### Material supplied
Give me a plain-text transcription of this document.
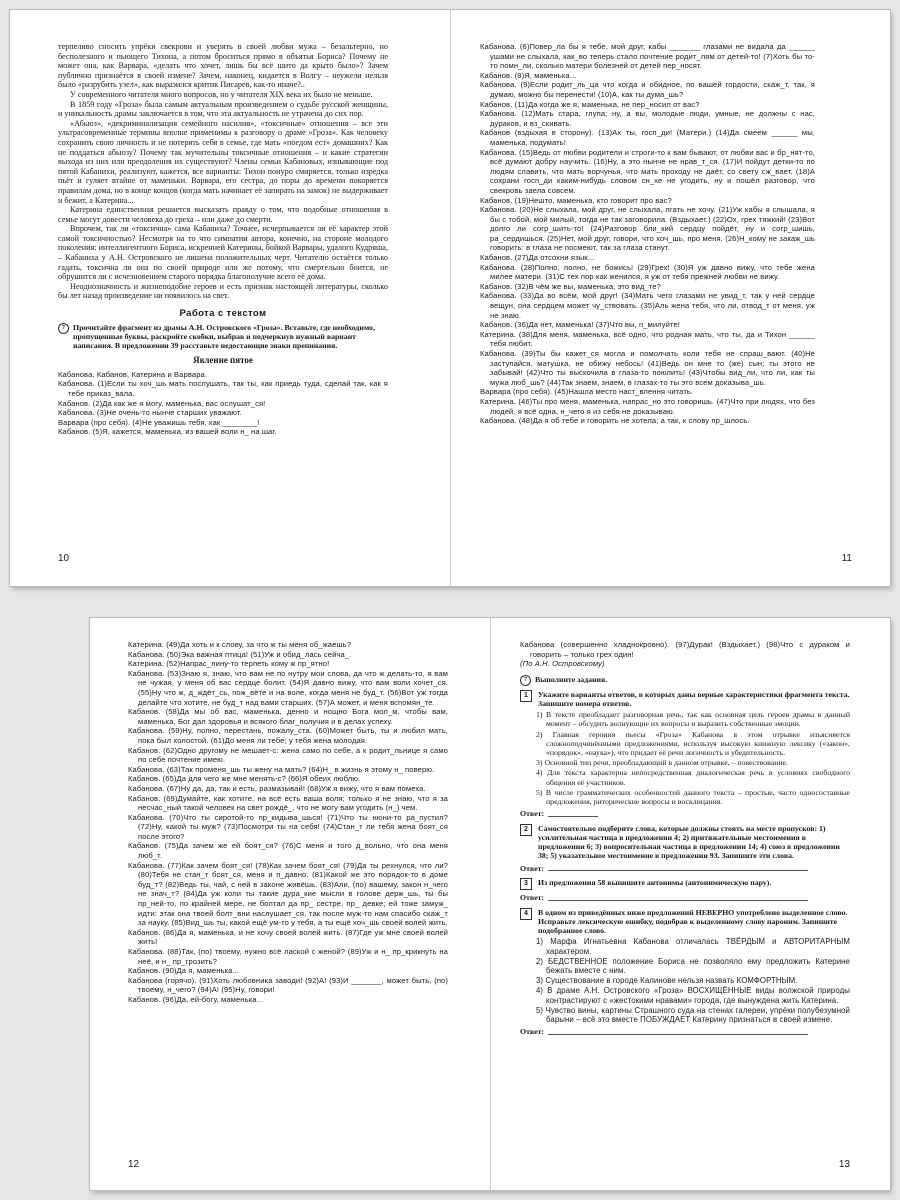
терпеливо сносить упрёки свекрови и уверять в своей любви мужа – безальтерно, но бесполезного и пьющего Тихона, а потом броситься прямо в объятья Бориса? Почему не может она, как Варвара, «делать что хочет, лишь бы всё шито да крыто было»? Зачем публично признаётся в своей измене? Зачем, наконец, кидается в Волгу – неужели нельзя было «разрубить узел», как выразился критик Писарев, как-то иначе?..

У современного читателя много вопросов, но у читателя XIX века их было не меньше.

В 1859 году «Гроза» была самым актуальным произведением о судьбе русской женщины, и уникальность драмы заключается в том, что эта актуальность не утрачена до сих пор.

«Абьюз», «декриминализация семейного насилия», «токсичные» отношения – все эти ультрасовременные термины вполне применимы к разговору о драме «Гроза». Как человеку сохранить свою личность и не потерять себя в семье, где мать «поедом ест» домашних? Как не поддаться абьюзу? Почему так мучительны токсичные отношения – и какие стратегии выхода из них или преодоления их существуют? Члены семьи Кабановых, изнывающие под пятой Кабанихи, реализуют, кажется, все варианты: Тихон понуро смиряется, только изредка пьёт и гуляет втайне от маменьки. Варвара, его сестра, до поры до времени покоряется правилам дома, но в конце концов (когда мать начинает её запирать на замок) не выдерживает и бежит, а Катерина...

Катерина единственная решается высказать правду о том, что подобные отношения в семье могут довести человека до греха – или даже до смерти.

Впрочем, так ли «токсична» сама Кабаниха? Точнее, исчерпывается ли её характер этой самой токсичностью? Несмотря на то что симпатии автора, конечно, на стороне молодого поколения: интеллигентного Бориса, искренней Катерины, бойкой Варвары, удалого Кудряша, – Кабаниха у А.Н. Островского не лишена положительных черт. Читателю остаётся только гадать, токсична ли она по своей природе или же потому, что смертельно боится, не обрушится ли с исчезновением старого порядка благополучие всего её дома.

Неоднозначность и жизнеподобие героев и есть признак настоящей литературы, сколько бы лет назад произведение ни появилось на свет.

Работа с текстом
7	Прочитайте фрагмент из драмы А.Н. Островского «Гроза». Вставьте, где необходимо, пропущенные буквы, раскройте скобки, выбрав и подчеркнув нужный вариант написания. В предложении 39 расставьте недостающие знаки препинания.
Явление пятое

Кабанова, Кабанов, Катерина и Варвара.

Кабанова. (1)Если ты хоч_шь мать послушать, так ты, как приедь туда, сделай так, как я тебе приказ_вала.

Кабанов. (2)Да как же я могу, маменька, вас ослушат_ся!

Кабанова. (3)Не очень-то нынче старших уважают.

Варвара (про себя). (4)Не уважишь тебя, как ________!

Кабанов. (5)Я, кажется, маменька, из вашей воли н_ на шаг.

10

Кабанова. (6)Повер_ла бы я тебе, мой друг, кабы _______ глазами не видала да ______ ушами не слыхала, как_во теперь стало почтение родит_лям от детей-то! (7)Хоть бы то-то помн_ли, сколько матери болезней от детей пер_носят.

Кабанов. (8)Я, маменька...

Кабанова. (9)Если родит_ль_ца что когда и обидное, по вашей гордости, скаж_т, так, я думаю, можно бы перенести! (10)А, как ты дума_шь?

Кабанов. (11)Да когда же я, маменька, не пер_носил от вас?

Кабанова. (12)Мать стара, глупа; ну, а вы, молодые люди, умные, не должны с нас, дураков, и вз_скивать.

Кабанов (вздыхая в сторону). (13)Ах ты, госп_ди! (Матери.) (14)Да смеем ______ мы, маменька, подумать!

Кабанова. (15)Ведь от любви родители и строги-то к вам бывают, от любви вас и бр_нят-то, всё думают добру научить. (16)Ну, а это нынче не нрав_т_ся. (17)И пойдут детки-то по людям славить, что мать ворчунья, что мать проходу не даёт, со свету сж_вает. (18)А сохрани госп_ди каким-нибудь словом сн_хе не угодить, ну и пошёл разговор, что свекровь заела совсем.

Кабанов. (19)Нешто, маменька, кто говорит про вас?

Кабанова. (20)Не слыхала, мой друг, не слыхала, лгать не хочу. (21)Уж кабы я слышала, я бы с тобой, мой милый, тогда не так заговорила. (Вздыхает.) (22)Ох, грех тяжкий! (23)Вот долго ли согр_шить-то! (24)Разговор бли_кий сердцу пойдёт, ну и согр_шишь, ра_сердишься. (25)Нет, мой друг, говори, что хоч_шь, про меня. (26)Н_кому не закаж_шь говорить: в глаза не посмеют, так за глаза станут.

Кабанов. (27)Да отсохни язык...

Кабанова. (28)Полно, полно, не божись! (29)Грех! (30)Я уж давно вижу, что тебе жена милее матери. (31)С тех пор как женился, я уж от тебя прежней любви не вижу.

Кабанов. (32)В чём же вы, маменька, это вид_те?

Кабанова. (33)Да во всём, мой друг! (34)Мать чего глазами не увид_т, так у ней сердце вещун, она сердцем может чу_ствовать. (35)Аль жена тебя, что ли, отвод_т от меня, уж не знаю.

Кабанов. (36)Да нет, маменька! (37)Что вы, п_милуйте!

Катерина. (38)Для меня, маменька, всё одно, что родная мать, что ты, да и Тихон ______ тебя любит.

Кабанова. (39)Ты бы кажет_ся могла и помолчать коли тебя не спраш_вают. (40)Не заступайся, матушка, не обижу небось! (41)Ведь он мне то (же) сын; ты этого не забывай! (42)Что ты выскочила в глаза-то поюлить! (43)Чтобы вид_ли, что ли, как ты мужа люб_шь? (44)Так знаем, знаем, в глазах-то ты это всем доказыва_шь.

Варвара (про себя). (45)Нашла место наст_влення читать.

Катерина. (46)Ты про меня, маменька, напрас_но это говоришь. (47)Что при людях, что без людей, я всё одна, н_чего я из себя не доказываю.

Кабанова. (48)Да я об тебе и говорить не хотела; а так, к слову пр_шлось.

11

Катерина. (49)Да хоть и к слову, за что ж ты меня об_жаешь?

Кабанова. (50)Эка важная птица! (51)Уж и обид_лась сейча_.

Катерина. (52)Напрас_лину-то терпеть кому ж пр_ятно!

Кабанова. (53)Знаю я, знаю, что вам не по нутру мои слова, да что ж делать-то, я вам не чужая, у меня об вас сердце болит. (54)Я давно вижу, что вам воли хочет_ся. (55)Ну что ж, д_ждёт_сь, пож_вёте и на воле, когда меня не буд_т. (56)Вот уж тогда делайте что хотите, не буд_т над вами старших. (57)А может, и меня вспомян_те.

Кабанов. (58)Да мы об вас, маменька, денно и нощно Бога мол_м, чтобы вам, маменька, Бог дал здоровья и всякого благ_получия и в делах успеху.

Кабанова. (59)Ну, полно, перестань, пожалу_ста. (60)Может быть, ты и любил мать, пока был холостой. (61)До меня ли тебе; у тебя жена молодая.

Кабанов. (62)Одно другому не мешает-с: жена само по себе, а к родит_льнице я само по себе почтение имею.

Кабанова. (63)Так променя_шь ты жену на мать? (64)Н_ в жизнь я этому н_ поверю.

Кабанов. (65)Да для чего же мне менять-с? (66)Я обеих люблю.

Кабанова. (67)Ну да, да, так и есть, размазывай! (68)Уж я вижу, что я вам помеха.

Кабанов. (69)Думайте, как хотите, на всё есть ваша воля; только я не знаю, что я за несчас_ный такой человек на свет рождё_, что не могу вам угодить (н_) чем.

Кабанова. (70)Что ты сиротой-то пр_кидыва_шься! (71)Что ты нюни-то ра_пустил? (72)Ну, какой ты муж? (73)Посмотри ты на себя! (74)Стан_т ли тебя жена боят_ся после этого?

Кабанов. (75)Да зачем же ей боят_ся? (76)С меня и того д_вольно, что она меня люб_т.

Кабанова. (77)Как зачем боят_ся! (78)Как зачем боят_ся! (79)Да ты рехнулся, что ли? (80)Тебя не стан_т боят_ся, меня и п_давно. (81)Какой же это порядок-то в доме буд_т? (82)Ведь ты, чай, с ней в законе живёшь. (83)Али, (по) вашему, закон н_чего не знач_т? (84)Да уж коли ты такие дура_кие мысли в голове держ_шь, ты бы пр_ней-то, по крайней мере, не болтал да пр_ сестре, пр_ девке; ей тоже замуж_ идти: этак она твоей болт_вни наслушает_ся, так после муж-то нам спасибо скаж_т за науку. (85)Вид_шь ты, какой ещё ум-то у тебя, а ты ещё хоч_шь своей волей жить.

Кабанов. (86)Да я, маменька, и не хочу своей волей жить. (87)Где уж мне своей волей жить!

Кабанова. (88)Так, (по) твоему, нужно всё лаской с женой? (89)Уж и н_ пр_крикнуть на неё, и н_ пр_грозить?

Кабанов. (90)Да я, маменька...

Кабанова (горячо). (91)Хоть любовника заводи! (92)А! (93)И _______, может быть, (по) твоему, н_чего? (94)А! (95)Ну, говори!

Кабанов. (96)Да, ей-богу, маменька...

12

Кабанова (совершенно хладнокровно). (97)Дурак! (Вздыхает.) (98)Что с дураком и говорить – только грех один!

(По А.Н. Островскому)

7	Выполните задания.
1	Укажите варианты ответов, в которых даны верные характеристики фрагмента текста. Запишите номера ответов.

1) В тексте преобладает разговорная речь, так как основная цель героев драмы в данный момент – обсудить волнующие их вопросы и выразить собственные эмоции.

2) Главная героиня пьесы «Гроза» Кабанова в этом отрывке изъясняется сложноподчинёнными предложениями, используя высокую книжную лексику («закон», «порядок», «наука»), что придает её речи логичность и убедительность.

3) Основной тип речи, преобладающий в данном отрывке, – повествование.

4) Для текста характерна непосредственная диалогическая речь в условиях свободного общения её участников.

5) В числе грамматических особенностей данного текста – простые, часто односоставные предложения, риторические вопросы и восклицания.

Ответ:
2	Самостоятельно подберите слова, которые должны стоять на месте пропусков: 1) усилительная частица в предложении 4; 2) притяжательные местоимения в предложении 6; 3) вопросительная частица в предложении 14; 4) союз в предложении 38; 5) указательное местоимение в предложении 93. Запишите эти слова.
Ответ:
3	Из предложения 58 выпишите антонимы (антонимическую пару).
Ответ:
4	В одном из приведённых ниже предложений НЕВЕРНО употреблено выделенное слово. Исправьте лексическую ошибку, подобрав к выделенному слову пароним. Запишите подобранное слово.

1) Марфа Игнатьевна Кабанова отличалась ТВЁРДЫМ и АВТОРИТАРНЫМ характером.

2) БЕДСТВЕННОЕ положение Бориса не позволяло ему предложить Катерине бежать вместе с ним.

3) Существование в городе Калинове нельзя назвать КОМФОРТНЫМ.

4) В драме А.Н. Островского «Гроза» ВОСХИЩЁННЫЕ виды волжской природы контрастируют с «жестокими нравами» города, где вынуждена жить Катерина.

5) Чувство вины, картины Страшного суда на стенах галереи, упрёки полубезумной барыни – всё это вместе ПОБУЖДАЕТ Катерину признаться в своей измене.

Ответ:
13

### What to do
Find every line in the records that contains the word "слову"; copy those lines.

### Response to the exercise
Кабанова. (48)Да я об тебе и говорить не хотела; а так, к слову пр_шлось.
Катерина. (49)Да хоть и к слову, за что ж ты меня об_жаешь?
4	В одном из приведённых ниже предложений НЕВЕРНО употреблено выделенное слово. Исправьте лексическую ошибку, подобрав к выделенному слову пароним. Запишите подобранное слово.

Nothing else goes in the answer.